● **WHAT YOU SHOULD DO**: Output as a JSON list of strings the entries from the start through the line containing "property-name: Ignore Null", one string per line, with blank lines omitted.

········

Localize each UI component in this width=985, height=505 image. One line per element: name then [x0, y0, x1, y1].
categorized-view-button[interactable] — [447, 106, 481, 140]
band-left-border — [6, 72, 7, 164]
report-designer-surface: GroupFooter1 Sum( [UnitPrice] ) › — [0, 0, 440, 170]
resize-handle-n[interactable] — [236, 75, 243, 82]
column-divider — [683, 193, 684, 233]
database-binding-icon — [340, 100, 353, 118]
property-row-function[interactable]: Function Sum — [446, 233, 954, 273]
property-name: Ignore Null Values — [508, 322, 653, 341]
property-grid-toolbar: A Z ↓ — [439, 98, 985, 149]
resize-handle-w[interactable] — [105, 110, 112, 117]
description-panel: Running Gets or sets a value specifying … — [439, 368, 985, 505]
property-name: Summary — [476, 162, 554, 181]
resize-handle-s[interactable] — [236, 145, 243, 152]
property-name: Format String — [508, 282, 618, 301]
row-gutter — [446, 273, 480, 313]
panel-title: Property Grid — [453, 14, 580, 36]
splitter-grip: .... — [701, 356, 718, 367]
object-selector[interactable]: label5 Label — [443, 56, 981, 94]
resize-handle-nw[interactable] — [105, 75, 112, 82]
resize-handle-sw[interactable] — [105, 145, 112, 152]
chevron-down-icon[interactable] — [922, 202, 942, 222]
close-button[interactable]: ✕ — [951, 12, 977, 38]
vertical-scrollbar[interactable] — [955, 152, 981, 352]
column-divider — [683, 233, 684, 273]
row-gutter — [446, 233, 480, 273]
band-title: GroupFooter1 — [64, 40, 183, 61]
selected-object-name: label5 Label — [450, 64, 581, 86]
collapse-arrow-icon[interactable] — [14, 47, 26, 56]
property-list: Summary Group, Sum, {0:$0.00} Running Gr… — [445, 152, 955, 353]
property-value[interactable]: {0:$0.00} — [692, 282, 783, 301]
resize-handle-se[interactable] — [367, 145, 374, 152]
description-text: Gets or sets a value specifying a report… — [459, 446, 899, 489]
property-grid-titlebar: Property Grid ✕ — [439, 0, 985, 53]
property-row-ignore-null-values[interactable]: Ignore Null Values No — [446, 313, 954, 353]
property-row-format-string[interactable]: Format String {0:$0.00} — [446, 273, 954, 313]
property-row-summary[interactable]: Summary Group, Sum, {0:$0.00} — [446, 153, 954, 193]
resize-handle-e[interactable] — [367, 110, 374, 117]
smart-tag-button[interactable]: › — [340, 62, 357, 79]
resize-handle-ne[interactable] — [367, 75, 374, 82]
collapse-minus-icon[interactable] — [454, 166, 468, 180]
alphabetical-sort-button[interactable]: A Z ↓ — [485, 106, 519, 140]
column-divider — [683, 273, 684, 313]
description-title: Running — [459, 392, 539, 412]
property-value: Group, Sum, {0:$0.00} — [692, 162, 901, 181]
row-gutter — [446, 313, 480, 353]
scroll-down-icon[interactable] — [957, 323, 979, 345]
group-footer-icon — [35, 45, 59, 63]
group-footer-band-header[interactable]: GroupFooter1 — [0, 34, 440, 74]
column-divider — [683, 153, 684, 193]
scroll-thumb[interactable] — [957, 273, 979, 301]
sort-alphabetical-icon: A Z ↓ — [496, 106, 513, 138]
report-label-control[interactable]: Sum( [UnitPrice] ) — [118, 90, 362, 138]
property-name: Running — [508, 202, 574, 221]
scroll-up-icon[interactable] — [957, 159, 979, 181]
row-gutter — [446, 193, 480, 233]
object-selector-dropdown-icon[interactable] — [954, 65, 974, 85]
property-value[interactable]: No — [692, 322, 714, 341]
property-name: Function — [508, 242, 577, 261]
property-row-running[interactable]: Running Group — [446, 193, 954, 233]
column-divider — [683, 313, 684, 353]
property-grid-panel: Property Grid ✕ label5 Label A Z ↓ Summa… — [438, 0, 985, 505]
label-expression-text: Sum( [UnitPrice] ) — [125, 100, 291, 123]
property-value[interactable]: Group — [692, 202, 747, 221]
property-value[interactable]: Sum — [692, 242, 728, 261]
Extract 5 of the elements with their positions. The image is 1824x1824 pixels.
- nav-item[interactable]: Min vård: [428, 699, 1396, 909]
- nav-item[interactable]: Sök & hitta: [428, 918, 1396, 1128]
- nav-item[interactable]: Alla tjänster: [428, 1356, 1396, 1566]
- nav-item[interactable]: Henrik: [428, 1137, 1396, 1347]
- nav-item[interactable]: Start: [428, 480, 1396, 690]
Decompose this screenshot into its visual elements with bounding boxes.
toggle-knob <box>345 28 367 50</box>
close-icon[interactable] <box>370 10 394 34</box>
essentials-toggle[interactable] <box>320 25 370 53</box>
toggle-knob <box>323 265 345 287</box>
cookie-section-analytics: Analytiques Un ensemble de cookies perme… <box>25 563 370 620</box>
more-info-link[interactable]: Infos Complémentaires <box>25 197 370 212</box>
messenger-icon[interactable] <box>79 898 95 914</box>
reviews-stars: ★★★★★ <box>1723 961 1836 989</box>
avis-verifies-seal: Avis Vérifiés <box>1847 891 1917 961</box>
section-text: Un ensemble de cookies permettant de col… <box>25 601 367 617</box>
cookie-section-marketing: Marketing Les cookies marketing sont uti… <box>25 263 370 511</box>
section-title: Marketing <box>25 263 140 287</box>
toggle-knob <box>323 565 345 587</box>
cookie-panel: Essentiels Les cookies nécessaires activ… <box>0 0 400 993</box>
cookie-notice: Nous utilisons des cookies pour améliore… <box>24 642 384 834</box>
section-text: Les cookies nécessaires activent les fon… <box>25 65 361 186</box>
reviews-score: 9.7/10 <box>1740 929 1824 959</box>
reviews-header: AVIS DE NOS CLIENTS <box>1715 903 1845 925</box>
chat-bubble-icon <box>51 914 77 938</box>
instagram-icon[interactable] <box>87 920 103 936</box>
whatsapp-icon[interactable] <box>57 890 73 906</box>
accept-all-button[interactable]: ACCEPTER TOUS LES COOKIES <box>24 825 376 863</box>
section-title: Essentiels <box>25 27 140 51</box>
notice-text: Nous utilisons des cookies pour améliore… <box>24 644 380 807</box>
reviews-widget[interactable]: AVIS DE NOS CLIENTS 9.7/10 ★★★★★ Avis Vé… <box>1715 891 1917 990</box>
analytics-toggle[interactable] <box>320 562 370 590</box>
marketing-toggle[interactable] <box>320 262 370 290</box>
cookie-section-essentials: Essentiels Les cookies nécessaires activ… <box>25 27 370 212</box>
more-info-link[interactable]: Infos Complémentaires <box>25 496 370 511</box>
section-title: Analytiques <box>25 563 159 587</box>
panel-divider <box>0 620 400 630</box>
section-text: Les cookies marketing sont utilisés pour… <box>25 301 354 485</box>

········

● **ANSWER FOR THE TASK**:
[
  "Localize each UI component in this width=985, height=505 image. One line per element: name then [x0, y0, x1, y1].",
  "categorized-view-button[interactable] — [447, 106, 481, 140]",
  "band-left-border — [6, 72, 7, 164]",
  "report-designer-surface: GroupFooter1 Sum( [UnitPrice] ) › — [0, 0, 440, 170]",
  "resize-handle-n[interactable] — [236, 75, 243, 82]",
  "column-divider — [683, 193, 684, 233]",
  "database-binding-icon — [340, 100, 353, 118]",
  "property-row-function[interactable]: Function Sum — [446, 233, 954, 273]",
  "property-name: Ignore Null Values — [508, 322, 653, 341]"
]